EXERCISE DIRECTIONS: Retype the whole listing below, character for character.

#### LISTED ENTRIES ####

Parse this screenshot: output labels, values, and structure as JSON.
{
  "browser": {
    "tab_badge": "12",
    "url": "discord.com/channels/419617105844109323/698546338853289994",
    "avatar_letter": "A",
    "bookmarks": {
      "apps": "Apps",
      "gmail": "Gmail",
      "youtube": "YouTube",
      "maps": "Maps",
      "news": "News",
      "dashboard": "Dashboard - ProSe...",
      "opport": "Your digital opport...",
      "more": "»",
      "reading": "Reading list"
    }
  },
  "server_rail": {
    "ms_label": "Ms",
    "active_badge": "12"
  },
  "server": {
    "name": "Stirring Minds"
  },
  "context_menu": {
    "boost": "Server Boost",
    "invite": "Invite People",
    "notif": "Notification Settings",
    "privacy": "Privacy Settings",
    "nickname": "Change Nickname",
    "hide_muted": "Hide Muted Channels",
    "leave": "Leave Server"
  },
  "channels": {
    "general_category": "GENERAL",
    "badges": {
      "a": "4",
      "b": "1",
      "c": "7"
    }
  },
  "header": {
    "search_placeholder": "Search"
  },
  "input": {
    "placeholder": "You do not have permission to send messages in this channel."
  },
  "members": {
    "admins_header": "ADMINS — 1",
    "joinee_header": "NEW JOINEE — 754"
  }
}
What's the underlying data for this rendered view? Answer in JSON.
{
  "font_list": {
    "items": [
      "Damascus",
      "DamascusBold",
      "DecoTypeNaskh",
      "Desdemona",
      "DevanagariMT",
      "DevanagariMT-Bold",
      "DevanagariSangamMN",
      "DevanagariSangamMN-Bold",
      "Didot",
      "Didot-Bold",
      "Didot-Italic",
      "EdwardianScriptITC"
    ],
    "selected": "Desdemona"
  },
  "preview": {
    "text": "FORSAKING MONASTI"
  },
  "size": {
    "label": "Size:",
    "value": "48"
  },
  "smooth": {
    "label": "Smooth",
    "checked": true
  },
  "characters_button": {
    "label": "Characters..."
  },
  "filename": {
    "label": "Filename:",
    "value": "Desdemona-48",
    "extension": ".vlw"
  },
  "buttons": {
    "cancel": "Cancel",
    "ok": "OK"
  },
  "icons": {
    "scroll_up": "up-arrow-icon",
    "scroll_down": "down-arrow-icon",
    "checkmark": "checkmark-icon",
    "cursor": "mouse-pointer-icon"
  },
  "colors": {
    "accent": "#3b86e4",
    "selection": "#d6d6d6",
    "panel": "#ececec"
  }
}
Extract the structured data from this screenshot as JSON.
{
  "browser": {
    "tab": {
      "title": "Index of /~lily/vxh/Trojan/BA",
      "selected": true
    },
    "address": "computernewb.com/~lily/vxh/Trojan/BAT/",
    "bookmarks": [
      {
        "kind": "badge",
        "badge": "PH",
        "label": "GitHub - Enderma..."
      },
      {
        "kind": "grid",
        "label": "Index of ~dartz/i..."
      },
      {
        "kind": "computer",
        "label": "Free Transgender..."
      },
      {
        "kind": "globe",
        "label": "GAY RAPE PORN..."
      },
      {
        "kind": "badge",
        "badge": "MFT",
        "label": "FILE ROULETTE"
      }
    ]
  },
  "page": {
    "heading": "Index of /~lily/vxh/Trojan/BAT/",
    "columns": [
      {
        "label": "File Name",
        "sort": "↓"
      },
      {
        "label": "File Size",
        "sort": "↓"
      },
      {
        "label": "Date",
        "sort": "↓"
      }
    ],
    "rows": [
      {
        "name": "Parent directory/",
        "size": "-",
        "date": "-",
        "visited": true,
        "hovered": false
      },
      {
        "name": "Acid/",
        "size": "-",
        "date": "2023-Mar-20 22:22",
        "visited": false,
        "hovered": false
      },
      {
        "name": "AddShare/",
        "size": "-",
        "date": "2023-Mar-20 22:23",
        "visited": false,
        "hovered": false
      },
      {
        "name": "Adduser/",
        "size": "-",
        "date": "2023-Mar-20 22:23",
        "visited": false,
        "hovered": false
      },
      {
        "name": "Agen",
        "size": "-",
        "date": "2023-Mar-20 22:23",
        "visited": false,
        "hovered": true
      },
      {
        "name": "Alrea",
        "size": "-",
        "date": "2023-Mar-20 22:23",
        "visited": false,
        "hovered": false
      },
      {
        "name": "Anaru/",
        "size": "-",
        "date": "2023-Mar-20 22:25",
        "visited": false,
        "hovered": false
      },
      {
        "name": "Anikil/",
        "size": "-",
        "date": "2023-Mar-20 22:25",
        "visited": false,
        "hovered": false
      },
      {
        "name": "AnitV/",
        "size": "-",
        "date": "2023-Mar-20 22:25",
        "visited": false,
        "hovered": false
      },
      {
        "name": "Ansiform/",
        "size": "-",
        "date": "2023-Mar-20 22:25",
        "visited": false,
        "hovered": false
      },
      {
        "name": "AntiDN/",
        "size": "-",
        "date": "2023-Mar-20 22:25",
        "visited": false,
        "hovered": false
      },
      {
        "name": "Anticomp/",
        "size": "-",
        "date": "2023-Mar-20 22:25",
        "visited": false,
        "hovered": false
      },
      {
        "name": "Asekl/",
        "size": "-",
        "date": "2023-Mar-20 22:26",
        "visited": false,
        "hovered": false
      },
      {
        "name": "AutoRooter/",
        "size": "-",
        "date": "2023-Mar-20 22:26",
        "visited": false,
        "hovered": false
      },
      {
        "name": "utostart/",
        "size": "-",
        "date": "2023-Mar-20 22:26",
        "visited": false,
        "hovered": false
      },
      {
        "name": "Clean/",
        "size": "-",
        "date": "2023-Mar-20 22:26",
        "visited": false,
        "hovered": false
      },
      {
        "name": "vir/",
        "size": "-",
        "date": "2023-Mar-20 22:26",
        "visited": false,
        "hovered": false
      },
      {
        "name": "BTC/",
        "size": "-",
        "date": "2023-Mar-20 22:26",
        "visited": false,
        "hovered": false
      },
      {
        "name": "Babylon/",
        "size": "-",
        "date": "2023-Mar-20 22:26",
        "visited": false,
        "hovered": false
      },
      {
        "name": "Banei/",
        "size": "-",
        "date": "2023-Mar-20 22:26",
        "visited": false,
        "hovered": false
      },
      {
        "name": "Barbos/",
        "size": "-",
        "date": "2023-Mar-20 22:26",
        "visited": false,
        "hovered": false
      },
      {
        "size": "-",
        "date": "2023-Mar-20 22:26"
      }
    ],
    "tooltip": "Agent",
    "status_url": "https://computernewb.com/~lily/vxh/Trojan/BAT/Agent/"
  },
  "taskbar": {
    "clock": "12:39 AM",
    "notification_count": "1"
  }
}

####

RESULT OF THE EXERCISE:
Parse this screenshot: output labels, values, and structure as JSON.
{
  "browser": {
    "tab_badge": "12",
    "url": "discord.com/channels/419617105844109323/698546338853289994",
    "avatar_letter": "A",
    "bookmarks": {
      "apps": "Apps",
      "gmail": "Gmail",
      "youtube": "YouTube",
      "maps": "Maps",
      "news": "News",
      "dashboard": "Dashboard - ProSe...",
      "opport": "Your digital opport...",
      "more": "»",
      "reading": "Reading list"
    }
  },
  "server_rail": {
    "ms_label": "Ms",
    "active_badge": "12"
  },
  "server": {
    "name": "Stirring Minds"
  },
  "context_menu": {
    "boost": "Server Boost",
    "invite": "Invite People",
    "notif": "Notification Settings",
    "privacy": "Privacy Settings",
    "nickname": "Change Nickname",
    "hide_muted": "Hide Muted Channels",
    "leave": "Leave Server"
  },
  "channels": {
    "general_category": "GENERAL",
    "badges": {
      "a": "4",
      "b": "1",
      "c": "7"
    }
  },
  "header": {
    "search_placeholder": "Search"
  },
  "input": {
    "placeholder": "You do not have permission to send messages in this channel."
  },
  "members": {
    "admins_header": "ADMINS — 1",
    "joinee_header": "NEW JOINEE — 754"
  }
}
What's the underlying data for this rendered view? Answer in JSON.
{
  "font_list": {
    "items": [
      "Damascus",
      "DamascusBold",
      "DecoTypeNaskh",
      "Desdemona",
      "DevanagariMT",
      "DevanagariMT-Bold",
      "DevanagariSangamMN",
      "DevanagariSangamMN-Bold",
      "Didot",
      "Didot-Bold",
      "Didot-Italic",
      "EdwardianScriptITC"
    ],
    "selected": "Desdemona"
  },
  "preview": {
    "text": "FORSAKING MONASTI"
  },
  "size": {
    "label": "Size:",
    "value": "48"
  },
  "smooth": {
    "label": "Smooth",
    "checked": true
  },
  "characters_button": {
    "label": "Characters..."
  },
  "filename": {
    "label": "Filename:",
    "value": "Desdemona-48",
    "extension": ".vlw"
  },
  "buttons": {
    "cancel": "Cancel",
    "ok": "OK"
  },
  "icons": {
    "scroll_up": "up-arrow-icon",
    "scroll_down": "down-arrow-icon",
    "checkmark": "checkmark-icon",
    "cursor": "mouse-pointer-icon"
  },
  "colors": {
    "accent": "#3b86e4",
    "selection": "#d6d6d6",
    "panel": "#ececec"
  }
}
Extract the structured data from this screenshot as JSON.
{
  "browser": {
    "tab": {
      "title": "Index of /~lily/vxh/Trojan/BA",
      "selected": true
    },
    "address": "computernewb.com/~lily/vxh/Trojan/BAT/",
    "bookmarks": [
      {
        "kind": "badge",
        "badge": "PH",
        "label": "GitHub - Enderma..."
      },
      {
        "kind": "grid",
        "label": "Index of ~dartz/i..."
      },
      {
        "kind": "computer",
        "label": "Free Transgender..."
      },
      {
        "kind": "globe",
        "label": "GAY RAPE PORN..."
      },
      {
        "kind": "badge",
        "badge": "MFT",
        "label": "FILE ROULETTE"
      }
    ]
  },
  "page": {
    "heading": "Index of /~lily/vxh/Trojan/BAT/",
    "columns": [
      {
        "label": "File Name",
        "sort": "↓"
      },
      {
        "label": "File Size",
        "sort": "↓"
      },
      {
        "label": "Date",
        "sort": "↓"
      }
    ],
    "rows": [
      {
        "name": "Parent directory/",
        "size": "-",
        "date": "-",
        "visited": true,
        "hovered": false
      },
      {
        "name": "Acid/",
        "size": "-",
        "date": "2023-Mar-20 22:22",
        "visited": false,
        "hovered": false
      },
      {
        "name": "AddShare/",
        "size": "-",
        "date": "2023-Mar-20 22:23",
        "visited": false,
        "hovered": false
      },
      {
        "name": "Adduser/",
        "size": "-",
        "date": "2023-Mar-20 22:23",
        "visited": false,
        "hovered": false
      },
      {
        "name": "Agen",
        "size": "-",
        "date": "2023-Mar-20 22:23",
        "visited": false,
        "hovered": true
      },
      {
        "name": "Alrea",
        "size": "-",
        "date": "2023-Mar-20 22:23",
        "visited": false,
        "hovered": false
      },
      {
        "name": "Anaru/",
        "size": "-",
        "date": "2023-Mar-20 22:25",
        "visited": false,
        "hovered": false
      },
      {
        "name": "Anikil/",
        "size": "-",
        "date": "2023-Mar-20 22:25",
        "visited": false,
        "hovered": false
      },
      {
        "name": "AnitV/",
        "size": "-",
        "date": "2023-Mar-20 22:25",
        "visited": false,
        "hovered": false
      },
      {
        "name": "Ansiform/",
        "size": "-",
        "date": "2023-Mar-20 22:25",
        "visited": false,
        "hovered": false
      },
      {
        "name": "AntiDN/",
        "size": "-",
        "date": "2023-Mar-20 22:25",
        "visited": false,
        "hovered": false
      },
      {
        "name": "Anticomp/",
        "size": "-",
        "date": "2023-Mar-20 22:25",
        "visited": false,
        "hovered": false
      },
      {
        "name": "Asekl/",
        "size": "-",
        "date": "2023-Mar-20 22:26",
        "visited": false,
        "hovered": false
      },
      {
        "name": "AutoRooter/",
        "size": "-",
        "date": "2023-Mar-20 22:26",
        "visited": false,
        "hovered": false
      },
      {
        "name": "utostart/",
        "size": "-",
        "date": "2023-Mar-20 22:26",
        "visited": false,
        "hovered": false
      },
      {
        "name": "Clean/",
        "size": "-",
        "date": "2023-Mar-20 22:26",
        "visited": false,
        "hovered": false
      },
      {
        "name": "vir/",
        "size": "-",
        "date": "2023-Mar-20 22:26",
        "visited": false,
        "hovered": false
      },
      {
        "name": "BTC/",
        "size": "-",
        "date": "2023-Mar-20 22:26",
        "visited": false,
        "hovered": false
      },
      {
        "name": "Babylon/",
        "size": "-",
        "date": "2023-Mar-20 22:26",
        "visited": false,
        "hovered": false
      },
      {
        "name": "Banei/",
        "size": "-",
        "date": "2023-Mar-20 22:26",
        "visited": false,
        "hovered": false
      },
      {
        "name": "Barbos/",
        "size": "-",
        "date": "2023-Mar-20 22:26",
        "visited": false,
        "hovered": false
      },
      {
        "size": "-",
        "date": "2023-Mar-20 22:26"
      }
    ],
    "tooltip": "Agent",
    "status_url": "https://computernewb.com/~lily/vxh/Trojan/BAT/Agent/"
  },
  "taskbar": {
    "clock": "12:39 AM",
    "notification_count": "1"
  }
}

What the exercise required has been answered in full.